((

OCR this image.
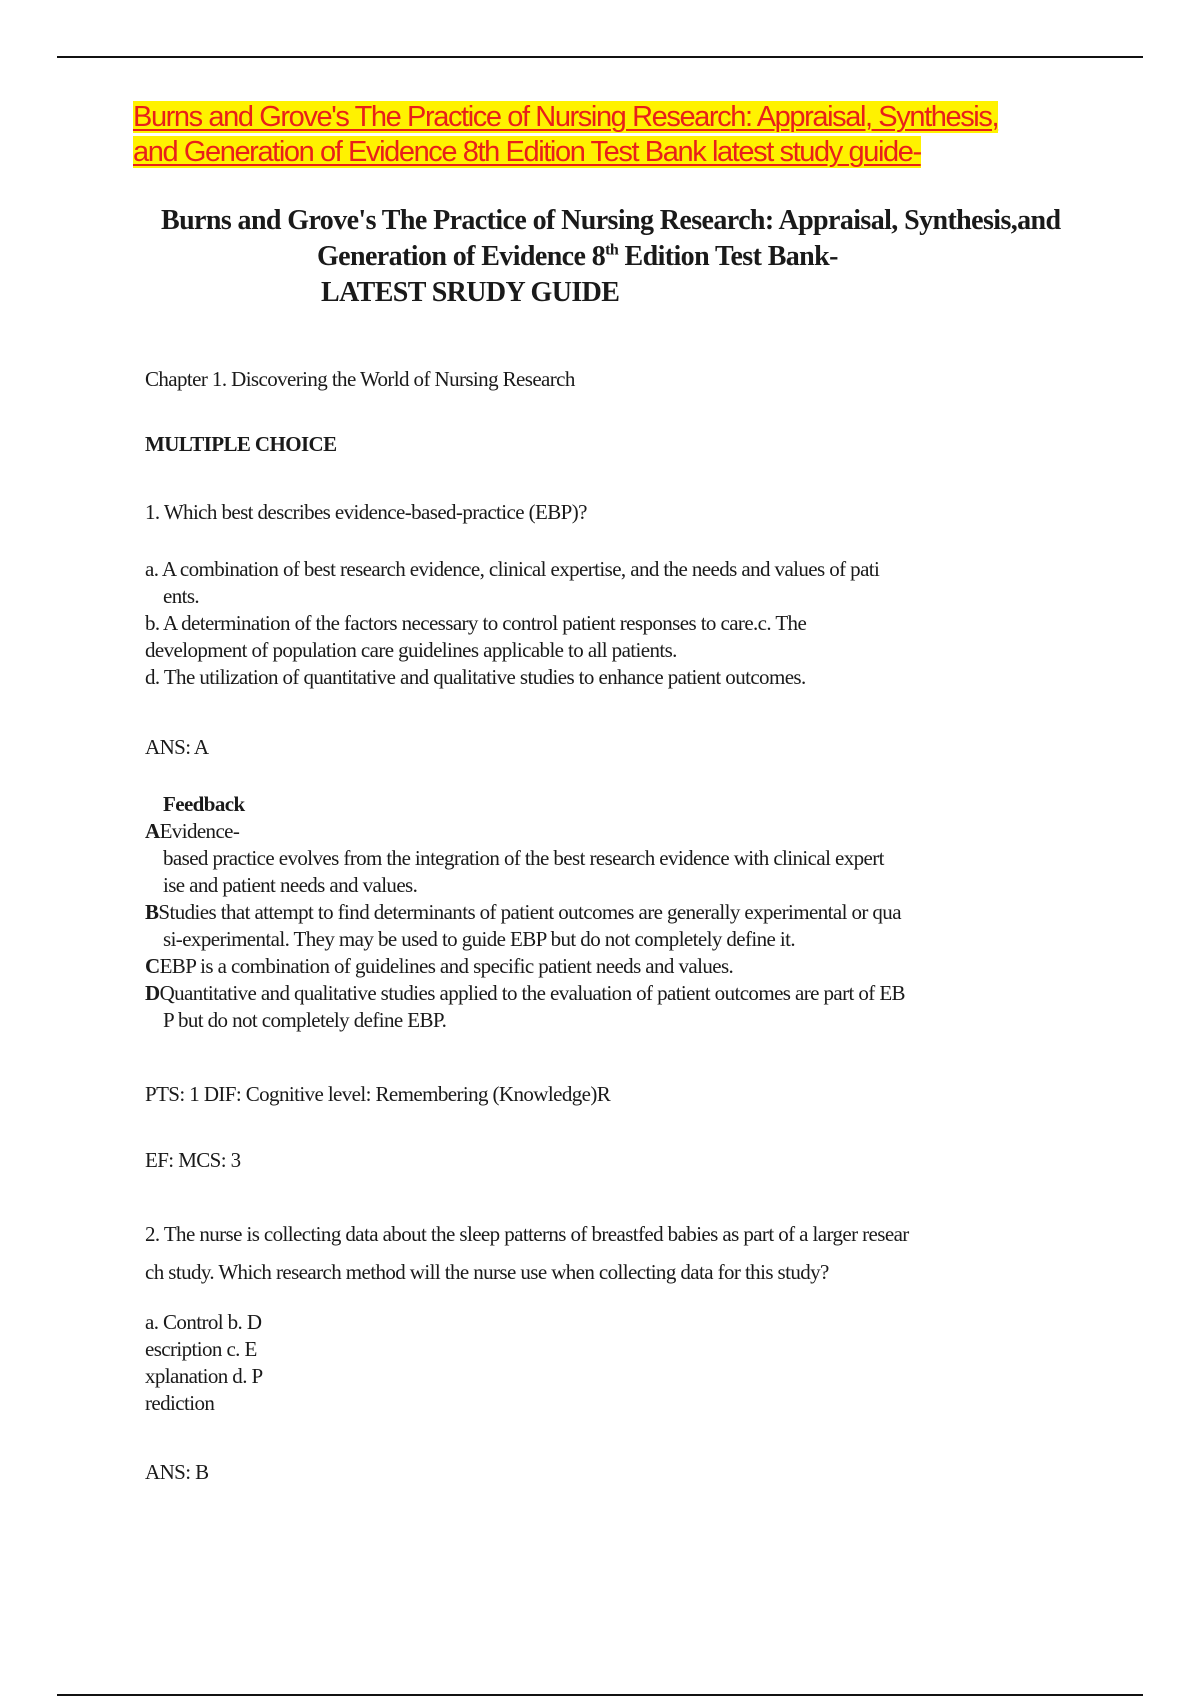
Burns and Grove's The Practice of Nursing Research: Appraisal, Synthesis,
and Generation of Evidence 8th Edition Test Bank latest study guide-
Burns and Grove's The Practice of Nursing Research: Appraisal, Synthesis,and
Generation of Evidence 8th Edition Test Bank-
LATEST SRUDY GUIDE
Chapter 1. Discovering the World of Nursing Research
MULTIPLE CHOICE
1. Which best describes evidence-based-practice (EBP)?
a. A combination of best research evidence, clinical expertise, and the needs and values of pati
ents.
b. A determination of the factors necessary to control patient responses to care.c. The
development of population care guidelines applicable to all patients.
d. The utilization of quantitative and qualitative studies to enhance patient outcomes.
ANS: A
Feedback
AEvidence-
based practice evolves from the integration of the best research evidence with clinical expert
ise and patient needs and values.
BStudies that attempt to find determinants of patient outcomes are generally experimental or qua
si-experimental. They may be used to guide EBP but do not completely define it.
CEBP is a combination of guidelines and specific patient needs and values.
DQuantitative and qualitative studies applied to the evaluation of patient outcomes are part of EB
P but do not completely define EBP.
PTS: 1 DIF: Cognitive level: Remembering (Knowledge)R
EF: MCS: 3
2. The nurse is collecting data about the sleep patterns of breastfed babies as part of a larger resear
ch study. Which research method will the nurse use when collecting data for this study?
a. Control b. D
escription c. E
xplanation d. P
rediction
ANS: B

))

THE TASK » The listing above is to be set down word for word, without its images.

ANSWER TO THIS EXERCISE »
OCR this image.
Burns and Grove's The Practice of Nursing Research: Appraisal, Synthesis,
and Generation of Evidence 8th Edition Test Bank latest study guide-
Burns and Grove's The Practice of Nursing Research: Appraisal, Synthesis,and
Generation of Evidence 8th Edition Test Bank-
LATEST SRUDY GUIDE
Chapter 1. Discovering the World of Nursing Research
MULTIPLE CHOICE
1. Which best describes evidence-based-practice (EBP)?
a. A combination of best research evidence, clinical expertise, and the needs and values of pati
ents.
b. A determination of the factors necessary to control patient responses to care.c. The
development of population care guidelines applicable to all patients.
d. The utilization of quantitative and qualitative studies to enhance patient outcomes.
ANS: A
Feedback
AEvidence-
based practice evolves from the integration of the best research evidence with clinical expert
ise and patient needs and values.
BStudies that attempt to find determinants of patient outcomes are generally experimental or qua
si-experimental. They may be used to guide EBP but do not completely define it.
CEBP is a combination of guidelines and specific patient needs and values.
DQuantitative and qualitative studies applied to the evaluation of patient outcomes are part of EB
P but do not completely define EBP.
PTS: 1 DIF: Cognitive level: Remembering (Knowledge)R
EF: MCS: 3
2. The nurse is collecting data about the sleep patterns of breastfed babies as part of a larger resear
ch study. Which research method will the nurse use when collecting data for this study?
a. Control b. D
escription c. E
xplanation d. P
rediction
ANS: B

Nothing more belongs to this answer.